■ **TASK STATEMENT**
Rewrite the rows in the stretch from the line containing "Localize all elements." through the line containing "vial-lid [1069, 614, 1208, 676]", replacing "vial-lid" with "vial-cap" and keeping everything else unchanged. Leave the pictures out of your answer.

■ **TASK MATERIAL**
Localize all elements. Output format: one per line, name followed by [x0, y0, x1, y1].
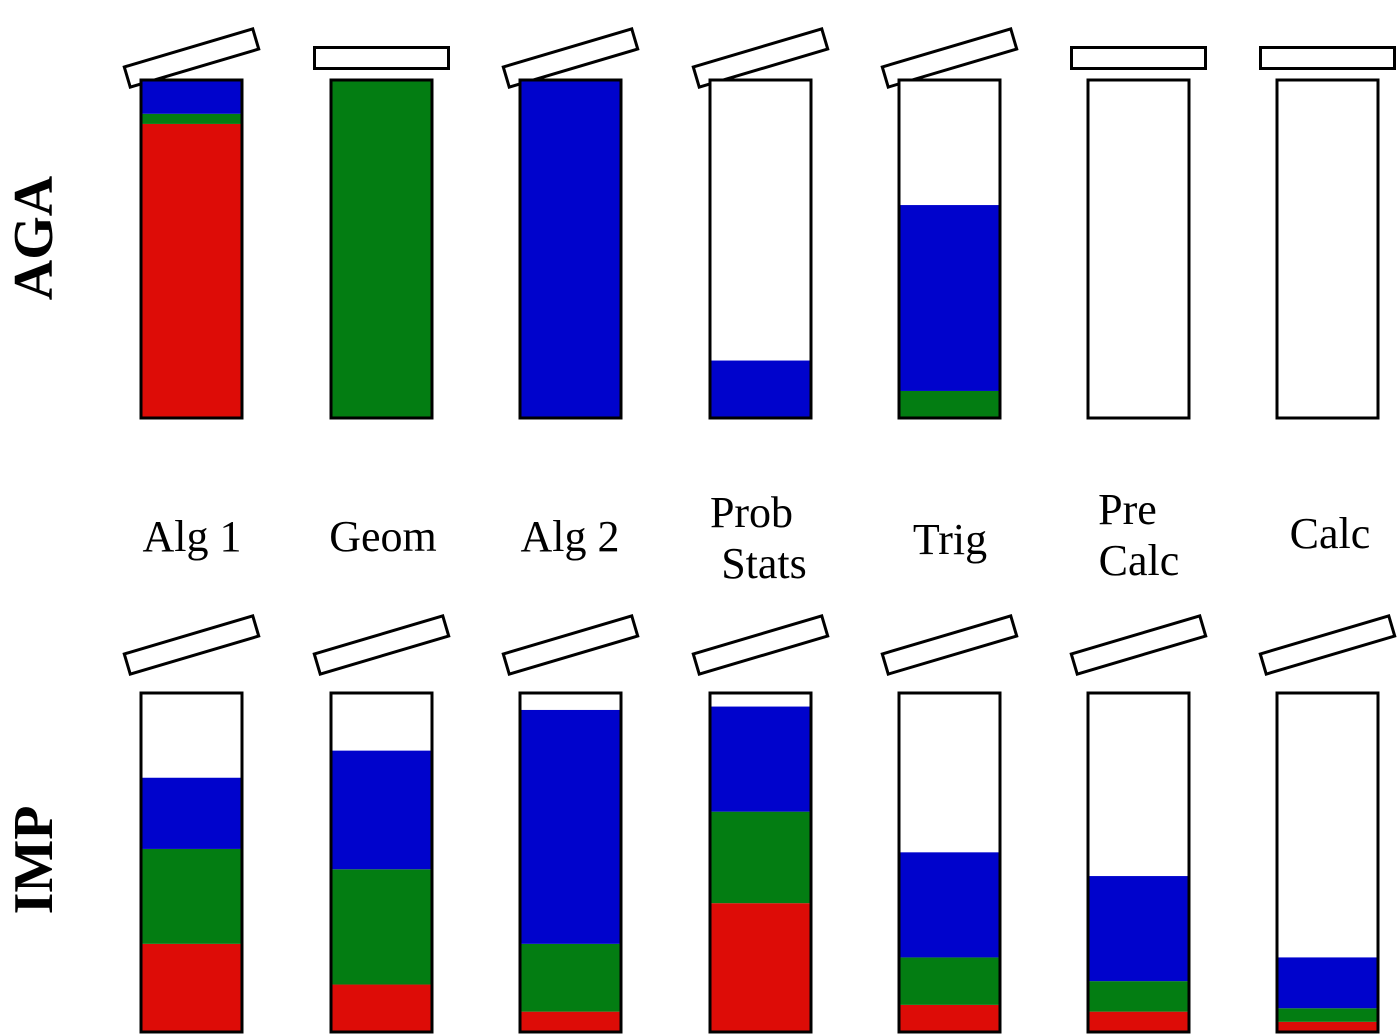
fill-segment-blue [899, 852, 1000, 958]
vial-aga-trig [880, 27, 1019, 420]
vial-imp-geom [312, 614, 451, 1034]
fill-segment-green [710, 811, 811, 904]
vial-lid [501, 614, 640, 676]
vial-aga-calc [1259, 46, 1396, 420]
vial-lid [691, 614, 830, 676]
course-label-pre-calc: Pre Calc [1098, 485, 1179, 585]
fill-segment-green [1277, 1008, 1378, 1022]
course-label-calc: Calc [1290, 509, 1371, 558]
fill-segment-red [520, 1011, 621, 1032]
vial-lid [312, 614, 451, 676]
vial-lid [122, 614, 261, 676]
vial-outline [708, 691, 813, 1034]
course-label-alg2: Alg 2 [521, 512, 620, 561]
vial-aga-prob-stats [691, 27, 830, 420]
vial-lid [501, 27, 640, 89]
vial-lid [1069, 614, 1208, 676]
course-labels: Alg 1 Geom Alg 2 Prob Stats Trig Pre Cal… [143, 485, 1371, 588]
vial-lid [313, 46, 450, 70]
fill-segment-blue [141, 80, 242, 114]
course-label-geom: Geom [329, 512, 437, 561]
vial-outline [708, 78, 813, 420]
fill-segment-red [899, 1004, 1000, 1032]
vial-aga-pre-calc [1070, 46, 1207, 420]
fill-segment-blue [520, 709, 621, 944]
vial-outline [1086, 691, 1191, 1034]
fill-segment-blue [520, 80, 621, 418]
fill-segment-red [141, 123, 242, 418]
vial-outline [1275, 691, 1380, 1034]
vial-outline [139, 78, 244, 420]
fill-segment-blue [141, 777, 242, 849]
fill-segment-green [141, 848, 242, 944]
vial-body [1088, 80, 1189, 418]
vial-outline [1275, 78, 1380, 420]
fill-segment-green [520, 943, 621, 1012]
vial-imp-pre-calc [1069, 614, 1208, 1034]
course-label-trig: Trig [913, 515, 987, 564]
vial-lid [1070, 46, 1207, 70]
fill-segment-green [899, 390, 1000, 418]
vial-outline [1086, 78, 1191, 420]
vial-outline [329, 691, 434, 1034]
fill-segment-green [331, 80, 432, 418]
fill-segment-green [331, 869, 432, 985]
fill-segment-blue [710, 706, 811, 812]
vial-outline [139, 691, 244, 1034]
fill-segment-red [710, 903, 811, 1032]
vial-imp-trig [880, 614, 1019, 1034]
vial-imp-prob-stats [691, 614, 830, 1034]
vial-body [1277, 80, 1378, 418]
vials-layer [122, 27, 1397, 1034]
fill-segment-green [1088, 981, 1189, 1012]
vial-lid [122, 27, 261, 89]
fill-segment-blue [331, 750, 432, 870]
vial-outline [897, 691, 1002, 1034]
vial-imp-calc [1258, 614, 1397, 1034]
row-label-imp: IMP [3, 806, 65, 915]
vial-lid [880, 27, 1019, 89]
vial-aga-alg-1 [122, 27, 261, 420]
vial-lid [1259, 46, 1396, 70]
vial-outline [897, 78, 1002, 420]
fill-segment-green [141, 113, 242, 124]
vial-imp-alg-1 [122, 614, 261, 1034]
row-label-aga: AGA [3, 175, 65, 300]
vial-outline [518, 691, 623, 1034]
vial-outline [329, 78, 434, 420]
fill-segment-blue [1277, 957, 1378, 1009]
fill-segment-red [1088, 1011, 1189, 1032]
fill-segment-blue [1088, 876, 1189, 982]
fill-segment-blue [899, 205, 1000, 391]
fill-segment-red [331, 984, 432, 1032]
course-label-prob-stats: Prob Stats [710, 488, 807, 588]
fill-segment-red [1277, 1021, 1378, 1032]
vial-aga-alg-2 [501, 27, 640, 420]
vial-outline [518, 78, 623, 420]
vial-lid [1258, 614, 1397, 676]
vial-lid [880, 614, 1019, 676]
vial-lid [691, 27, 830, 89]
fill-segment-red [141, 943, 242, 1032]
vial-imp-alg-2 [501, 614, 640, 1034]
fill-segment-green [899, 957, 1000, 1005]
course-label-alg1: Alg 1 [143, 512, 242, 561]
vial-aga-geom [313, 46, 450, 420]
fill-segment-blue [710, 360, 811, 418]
--
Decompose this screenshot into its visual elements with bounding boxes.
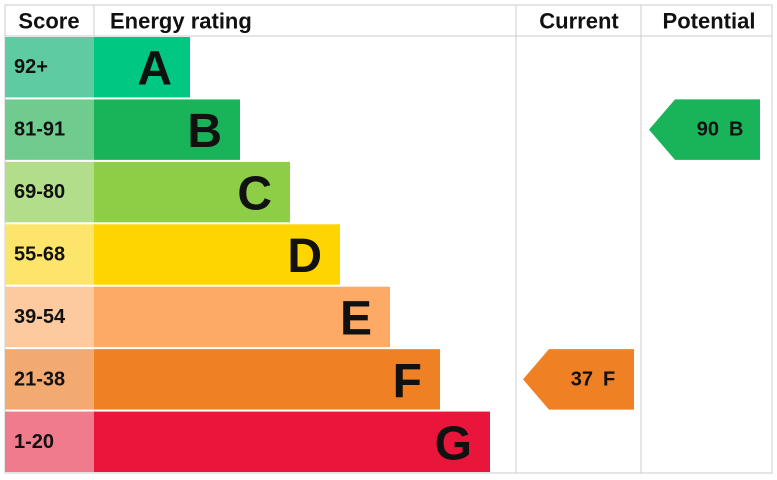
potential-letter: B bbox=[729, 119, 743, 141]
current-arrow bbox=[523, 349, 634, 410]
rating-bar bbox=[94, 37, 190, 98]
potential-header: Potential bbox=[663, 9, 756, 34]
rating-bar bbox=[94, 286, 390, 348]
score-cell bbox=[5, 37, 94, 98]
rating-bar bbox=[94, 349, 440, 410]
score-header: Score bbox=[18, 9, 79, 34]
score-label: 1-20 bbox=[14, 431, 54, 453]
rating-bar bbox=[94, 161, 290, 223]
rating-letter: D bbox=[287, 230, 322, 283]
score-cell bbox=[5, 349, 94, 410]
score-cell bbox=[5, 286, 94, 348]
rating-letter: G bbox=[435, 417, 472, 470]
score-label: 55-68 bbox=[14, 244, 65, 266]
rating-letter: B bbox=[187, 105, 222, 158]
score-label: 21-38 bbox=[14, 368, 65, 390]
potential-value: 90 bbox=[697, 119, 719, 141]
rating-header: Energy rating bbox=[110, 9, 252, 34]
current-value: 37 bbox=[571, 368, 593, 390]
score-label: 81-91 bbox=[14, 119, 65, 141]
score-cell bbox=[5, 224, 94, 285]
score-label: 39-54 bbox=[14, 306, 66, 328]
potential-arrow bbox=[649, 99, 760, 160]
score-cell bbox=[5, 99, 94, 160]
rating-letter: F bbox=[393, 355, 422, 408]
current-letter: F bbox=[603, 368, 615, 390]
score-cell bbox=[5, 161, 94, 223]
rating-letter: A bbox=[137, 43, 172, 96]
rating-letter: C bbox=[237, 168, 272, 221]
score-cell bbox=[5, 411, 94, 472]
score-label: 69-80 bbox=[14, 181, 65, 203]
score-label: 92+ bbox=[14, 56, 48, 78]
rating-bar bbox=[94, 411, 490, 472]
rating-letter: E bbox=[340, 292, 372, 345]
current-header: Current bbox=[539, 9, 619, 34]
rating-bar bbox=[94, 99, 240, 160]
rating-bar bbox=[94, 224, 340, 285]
* * *
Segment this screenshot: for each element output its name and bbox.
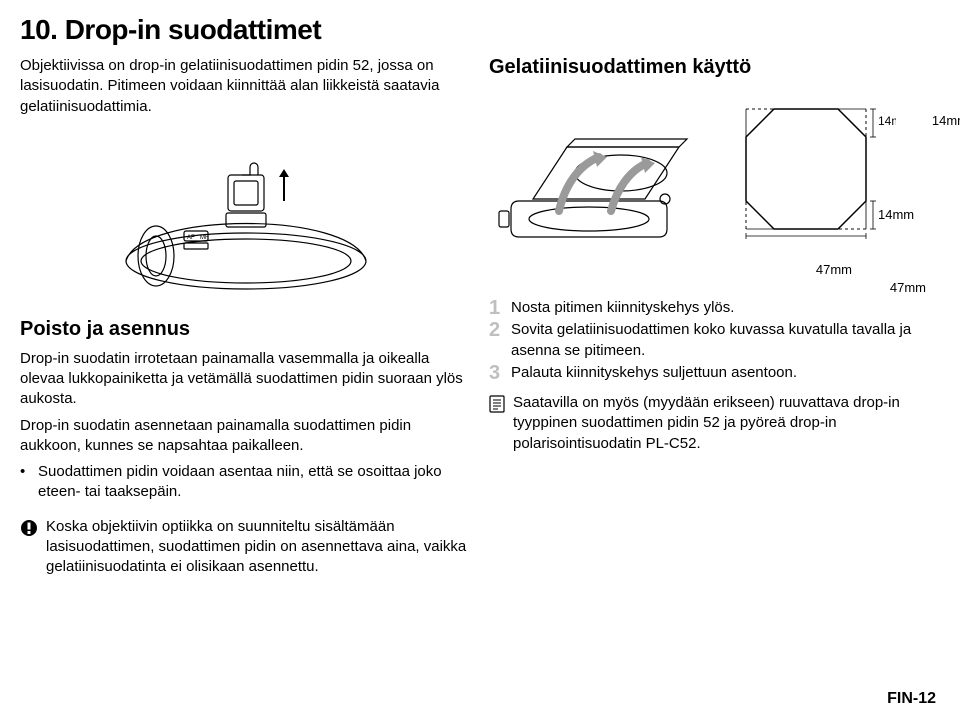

■ **SOLVED EXERCISE**
Localize all elements. Output format: one per line, name followed by [x0, y0, x1, y1].
fill-segment-blue [899, 852, 1000, 958]
vial-aga-trig [880, 27, 1019, 420]
vial-imp-geom [312, 614, 451, 1034]
fill-segment-green [710, 811, 811, 904]
vial-cap [501, 614, 640, 676]
vial-aga-calc [1259, 46, 1396, 420]
vial-cap [691, 614, 830, 676]
course-label-pre-calc: Pre Calc [1098, 485, 1179, 585]
fill-segment-green [1277, 1008, 1378, 1022]
course-label-calc: Calc [1290, 509, 1371, 558]
fill-segment-red [520, 1011, 621, 1032]
vial-cap [312, 614, 451, 676]
vial-cap [122, 614, 261, 676]
vial-outline [708, 691, 813, 1034]
course-label-alg2: Alg 2 [521, 512, 620, 561]
vial-aga-prob-stats [691, 27, 830, 420]
vial-cap [501, 27, 640, 89]
vial-cap [1069, 614, 1208, 676]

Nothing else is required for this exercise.